Some records
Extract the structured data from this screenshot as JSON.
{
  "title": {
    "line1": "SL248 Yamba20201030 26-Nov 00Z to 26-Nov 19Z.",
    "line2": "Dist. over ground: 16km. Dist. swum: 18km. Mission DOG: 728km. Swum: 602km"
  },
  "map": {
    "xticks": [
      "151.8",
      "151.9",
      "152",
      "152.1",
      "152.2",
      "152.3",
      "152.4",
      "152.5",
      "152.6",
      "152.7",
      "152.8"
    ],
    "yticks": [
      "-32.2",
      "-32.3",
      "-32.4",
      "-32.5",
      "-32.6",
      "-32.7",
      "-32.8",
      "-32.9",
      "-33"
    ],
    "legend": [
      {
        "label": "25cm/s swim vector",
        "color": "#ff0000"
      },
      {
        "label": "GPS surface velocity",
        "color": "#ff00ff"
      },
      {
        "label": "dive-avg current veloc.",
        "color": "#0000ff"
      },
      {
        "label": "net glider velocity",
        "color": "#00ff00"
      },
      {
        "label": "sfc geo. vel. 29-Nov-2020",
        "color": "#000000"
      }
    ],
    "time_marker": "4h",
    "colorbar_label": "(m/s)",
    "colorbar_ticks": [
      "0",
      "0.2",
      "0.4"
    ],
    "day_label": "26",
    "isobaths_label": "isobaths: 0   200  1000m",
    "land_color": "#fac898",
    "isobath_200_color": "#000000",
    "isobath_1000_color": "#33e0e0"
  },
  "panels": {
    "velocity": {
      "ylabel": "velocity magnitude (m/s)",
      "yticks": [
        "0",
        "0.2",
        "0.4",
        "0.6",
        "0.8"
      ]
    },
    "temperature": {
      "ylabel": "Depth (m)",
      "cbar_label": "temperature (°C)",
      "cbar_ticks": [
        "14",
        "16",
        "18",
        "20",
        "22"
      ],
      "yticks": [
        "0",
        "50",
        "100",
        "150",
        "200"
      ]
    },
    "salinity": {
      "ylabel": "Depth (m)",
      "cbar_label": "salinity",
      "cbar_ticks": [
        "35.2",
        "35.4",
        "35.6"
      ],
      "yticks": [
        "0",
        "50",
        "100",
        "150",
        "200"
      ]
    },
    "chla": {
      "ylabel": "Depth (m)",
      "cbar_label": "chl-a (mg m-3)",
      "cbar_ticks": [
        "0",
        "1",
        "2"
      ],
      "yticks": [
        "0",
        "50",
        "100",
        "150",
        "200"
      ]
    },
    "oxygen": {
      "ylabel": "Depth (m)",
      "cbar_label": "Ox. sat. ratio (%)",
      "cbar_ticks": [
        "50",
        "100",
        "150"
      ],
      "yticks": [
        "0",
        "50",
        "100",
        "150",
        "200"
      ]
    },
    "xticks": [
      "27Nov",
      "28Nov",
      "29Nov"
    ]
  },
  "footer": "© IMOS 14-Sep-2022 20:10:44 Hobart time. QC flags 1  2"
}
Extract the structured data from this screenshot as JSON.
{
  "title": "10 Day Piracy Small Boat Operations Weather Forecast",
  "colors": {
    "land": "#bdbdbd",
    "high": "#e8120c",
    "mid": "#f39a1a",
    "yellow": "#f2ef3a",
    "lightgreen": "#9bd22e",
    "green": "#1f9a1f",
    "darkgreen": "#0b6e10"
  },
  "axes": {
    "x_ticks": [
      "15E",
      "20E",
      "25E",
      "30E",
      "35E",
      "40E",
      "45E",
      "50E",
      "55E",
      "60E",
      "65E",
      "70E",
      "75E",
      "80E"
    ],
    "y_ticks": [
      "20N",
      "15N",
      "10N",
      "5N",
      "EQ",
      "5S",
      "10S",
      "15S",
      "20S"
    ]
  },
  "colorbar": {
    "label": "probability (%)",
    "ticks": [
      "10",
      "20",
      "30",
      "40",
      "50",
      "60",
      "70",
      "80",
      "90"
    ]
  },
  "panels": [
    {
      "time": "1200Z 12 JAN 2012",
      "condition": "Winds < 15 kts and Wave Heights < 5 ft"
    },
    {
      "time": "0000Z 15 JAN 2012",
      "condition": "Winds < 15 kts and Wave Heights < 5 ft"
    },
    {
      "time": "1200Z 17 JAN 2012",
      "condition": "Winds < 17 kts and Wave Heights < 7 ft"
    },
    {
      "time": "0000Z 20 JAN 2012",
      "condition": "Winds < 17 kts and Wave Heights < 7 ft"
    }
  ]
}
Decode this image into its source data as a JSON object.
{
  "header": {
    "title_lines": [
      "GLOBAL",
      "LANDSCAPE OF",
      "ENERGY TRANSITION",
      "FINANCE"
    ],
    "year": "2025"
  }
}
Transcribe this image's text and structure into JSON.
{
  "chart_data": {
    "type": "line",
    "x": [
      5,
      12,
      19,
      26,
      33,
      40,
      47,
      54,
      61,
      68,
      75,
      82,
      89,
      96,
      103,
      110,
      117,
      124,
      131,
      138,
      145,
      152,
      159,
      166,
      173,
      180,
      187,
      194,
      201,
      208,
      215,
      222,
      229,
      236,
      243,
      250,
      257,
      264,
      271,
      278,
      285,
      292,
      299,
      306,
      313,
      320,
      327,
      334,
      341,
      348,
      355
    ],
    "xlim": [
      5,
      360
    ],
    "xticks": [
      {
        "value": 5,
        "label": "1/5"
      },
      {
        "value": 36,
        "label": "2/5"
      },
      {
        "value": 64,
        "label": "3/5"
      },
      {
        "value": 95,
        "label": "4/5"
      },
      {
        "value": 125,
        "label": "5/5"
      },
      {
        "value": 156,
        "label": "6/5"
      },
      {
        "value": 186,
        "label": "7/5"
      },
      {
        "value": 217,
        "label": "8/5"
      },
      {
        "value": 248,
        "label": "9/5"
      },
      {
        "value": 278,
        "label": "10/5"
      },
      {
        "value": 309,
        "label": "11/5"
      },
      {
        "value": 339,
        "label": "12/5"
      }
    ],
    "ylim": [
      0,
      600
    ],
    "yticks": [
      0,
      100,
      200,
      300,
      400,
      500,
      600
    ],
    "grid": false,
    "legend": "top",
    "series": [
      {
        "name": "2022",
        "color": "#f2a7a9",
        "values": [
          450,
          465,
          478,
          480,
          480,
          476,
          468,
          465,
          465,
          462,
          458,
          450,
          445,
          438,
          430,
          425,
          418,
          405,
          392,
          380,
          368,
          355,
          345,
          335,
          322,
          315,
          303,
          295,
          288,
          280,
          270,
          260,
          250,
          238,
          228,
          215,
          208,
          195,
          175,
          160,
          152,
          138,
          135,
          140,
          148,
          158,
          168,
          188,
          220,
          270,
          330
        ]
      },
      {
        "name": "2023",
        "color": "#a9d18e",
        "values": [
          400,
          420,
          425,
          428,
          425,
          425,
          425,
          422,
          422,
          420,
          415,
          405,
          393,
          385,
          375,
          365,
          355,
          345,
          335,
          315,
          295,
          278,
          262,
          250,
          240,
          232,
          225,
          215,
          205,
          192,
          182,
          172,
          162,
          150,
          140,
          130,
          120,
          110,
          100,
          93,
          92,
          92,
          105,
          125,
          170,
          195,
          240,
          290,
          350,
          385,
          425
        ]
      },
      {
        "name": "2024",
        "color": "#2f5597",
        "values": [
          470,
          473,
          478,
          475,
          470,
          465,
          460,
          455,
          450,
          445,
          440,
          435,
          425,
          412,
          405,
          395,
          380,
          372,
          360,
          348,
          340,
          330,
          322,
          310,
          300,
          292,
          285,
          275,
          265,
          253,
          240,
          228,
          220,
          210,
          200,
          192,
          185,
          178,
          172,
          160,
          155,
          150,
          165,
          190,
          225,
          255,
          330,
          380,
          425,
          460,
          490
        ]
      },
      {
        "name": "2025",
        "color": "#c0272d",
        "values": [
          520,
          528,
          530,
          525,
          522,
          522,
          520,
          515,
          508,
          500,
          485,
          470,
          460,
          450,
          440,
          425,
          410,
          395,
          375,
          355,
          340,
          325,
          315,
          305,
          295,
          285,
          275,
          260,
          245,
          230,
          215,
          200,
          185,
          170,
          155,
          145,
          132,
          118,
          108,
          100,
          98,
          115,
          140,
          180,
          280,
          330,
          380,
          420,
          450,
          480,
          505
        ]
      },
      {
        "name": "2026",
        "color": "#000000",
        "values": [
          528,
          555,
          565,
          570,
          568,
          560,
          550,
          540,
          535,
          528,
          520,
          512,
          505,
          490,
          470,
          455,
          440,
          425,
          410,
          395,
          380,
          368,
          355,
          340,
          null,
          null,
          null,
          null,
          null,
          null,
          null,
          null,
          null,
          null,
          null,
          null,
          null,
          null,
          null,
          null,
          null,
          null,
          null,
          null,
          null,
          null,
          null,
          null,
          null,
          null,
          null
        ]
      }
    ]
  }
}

### To do
Only a number is wanted here: how many lines in the data above include the string "name"?

### Output for this task
5